*** Opening of EXCERPTED PASSAGE ***
Royal decree introducing compulsory schooling in Prussia, 1717
Participation in school trips is also compulsory for school-aged children in Germany.[1]

The (Allgemeine) Schulpflicht (English: (General) Compulsory Schooling) is a statutory regulation in Germany that obliges children and adolescents up to a certain age (which is 18 in all federal states[2]) to attend a school. The Schulpflicht includes not only regular and punctual school attendance, but also participation in lessons and other school events, as well as doing homework.[3]

Simple laws, the so-called Schulgesetze (School Laws), regulate the implementation. The police are often used in this process.[4][5][6] Children whose parents refuse to have them vaccinated must also go to school.[7]

The German courts have generally interpreted the law as dictating that all school-aged kids in Germany must attend school until their 18th birthday, and that any unreasonable absence from lessons under the age of 18 is a crime. It is considered one of the very few compulsory school attendance laws in a developed, non-dictatorial country,[8] since most democracies have compulsory education laws, meaning that education may also take place independent from school, as recorded in the article Homeschooling international status and statistics. Its justification, supposed benefits and motivations are disputed and controversially discussed.

History

Reichsschulpflichtgesetz from July 6, 1938

In 1919, the Weimar Constitution stipulated the Schulpflicht for all of Germany,[9] from 1938 to 1945 the Schulpflicht im Deutschen Reich (Compulsory Schooling in the German Empire), abbreviated as the Reichsschulpflichtgesetz (Empire Compulsory Schooling Act), was in effect. This law classified people with complex disabilities as unfit for education. For the disabled, compulsory schooling was not introduced until 1978, regardless of the type and intensity of the disability.[10]

Initially, the Schulpflicht applied only to children with German citizenship. It was extended to foreign-born children in the 1960s. For asylum seeker children in North Rhine-Westphalia for example, it was introduced in 2005. Previously, there had been at most a right to attend school.
*** Close of EXCERPTED PASSAGE ***
*** Opening of DATASET EXCERPTS ***
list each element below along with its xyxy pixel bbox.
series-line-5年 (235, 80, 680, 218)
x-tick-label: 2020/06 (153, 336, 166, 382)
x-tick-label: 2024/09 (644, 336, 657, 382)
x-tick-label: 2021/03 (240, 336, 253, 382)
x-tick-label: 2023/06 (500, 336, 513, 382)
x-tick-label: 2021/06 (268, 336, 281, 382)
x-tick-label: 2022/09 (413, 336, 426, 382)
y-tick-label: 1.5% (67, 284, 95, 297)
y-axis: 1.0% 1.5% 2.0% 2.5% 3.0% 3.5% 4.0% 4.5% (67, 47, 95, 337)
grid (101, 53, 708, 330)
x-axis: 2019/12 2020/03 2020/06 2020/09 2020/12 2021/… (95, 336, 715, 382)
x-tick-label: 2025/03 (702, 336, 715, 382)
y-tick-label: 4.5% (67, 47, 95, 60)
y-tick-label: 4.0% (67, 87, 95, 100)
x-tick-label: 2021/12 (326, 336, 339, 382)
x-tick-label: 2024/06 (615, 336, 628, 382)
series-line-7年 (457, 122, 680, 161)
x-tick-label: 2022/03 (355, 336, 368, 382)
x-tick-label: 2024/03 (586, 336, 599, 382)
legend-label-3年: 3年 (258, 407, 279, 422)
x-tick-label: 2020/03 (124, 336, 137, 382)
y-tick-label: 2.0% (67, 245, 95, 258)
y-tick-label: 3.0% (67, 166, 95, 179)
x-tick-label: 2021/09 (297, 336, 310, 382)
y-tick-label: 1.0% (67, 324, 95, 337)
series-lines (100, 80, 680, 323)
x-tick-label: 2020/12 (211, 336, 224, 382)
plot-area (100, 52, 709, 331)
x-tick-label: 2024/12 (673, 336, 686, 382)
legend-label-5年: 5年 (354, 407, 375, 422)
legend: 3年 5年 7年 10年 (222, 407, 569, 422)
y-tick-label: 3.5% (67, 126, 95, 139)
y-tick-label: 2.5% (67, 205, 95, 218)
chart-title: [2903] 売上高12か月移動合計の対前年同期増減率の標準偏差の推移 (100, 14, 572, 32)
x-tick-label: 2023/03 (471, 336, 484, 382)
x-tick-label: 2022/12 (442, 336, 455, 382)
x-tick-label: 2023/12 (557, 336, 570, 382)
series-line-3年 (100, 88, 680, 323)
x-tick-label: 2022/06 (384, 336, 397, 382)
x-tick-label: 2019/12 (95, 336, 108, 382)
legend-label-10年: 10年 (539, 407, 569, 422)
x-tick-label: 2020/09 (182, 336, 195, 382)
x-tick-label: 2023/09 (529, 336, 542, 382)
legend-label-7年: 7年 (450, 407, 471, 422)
*** Close of DATASET EXCERPTS ***
** TASK ITEM A **
Answer these questions from the Schulpflicht text:
(i) Up to what age does the Schulpflicht oblige attendance at school in all federal states?
(ii) In what year did the Weimar Constitution stipulate the Schulpflicht for all of Germany?
(iii) In what year was the Schulpflicht introduced for asylum seeker children in North Rhine-Westphalia?
** TASK ITEM B **
Rewrite the stretch of the Schulpflicht text from "In 1919, the" through "to attend school.", putting "children born abroad" in place of "foreign-born children".
** TASK ITEM C **
What does the Schulpflicht text say, in two sentences?
None of the data is needed here.

** WRITTEN ANSWER A **
(i) 18
(ii) 1919
(iii) 2005

** WRITTEN ANSWER B **
In 1919, the Weimar Constitution stipulated the Schulpflicht for all of Germany,[9] from 1938 to 1945 the Schulpflicht im Deutschen Reich (Compulsory Schooling in the German Empire), abbreviated as the Reichsschulpflichtgesetz (Empire Compulsory Schooling Act), was in effect. This law classified people with complex disabilities as unfit for education. For the disabled, compulsory schooling was not introduced until 1978, regardless of the type and intensity of the disability.[10]

Initially, the Schulpflicht applied only to children with German citizenship. It was extended to children born abroad in the 1960s. For asylum seeker children in North Rhine-Westphalia for example, it was introduced in 2005. Previously, there had been at most a right to attend school.

** WRITTEN ANSWER C **
The Schulpflicht is a German statutory regulation that obliges children and adolescents up to age 18 to attend school, including taking part in lessons and school events and doing homework. It was stipulated for all of Germany in 1919 and later extended to disabled children in 1978 and to foreign-born children in the 1960s.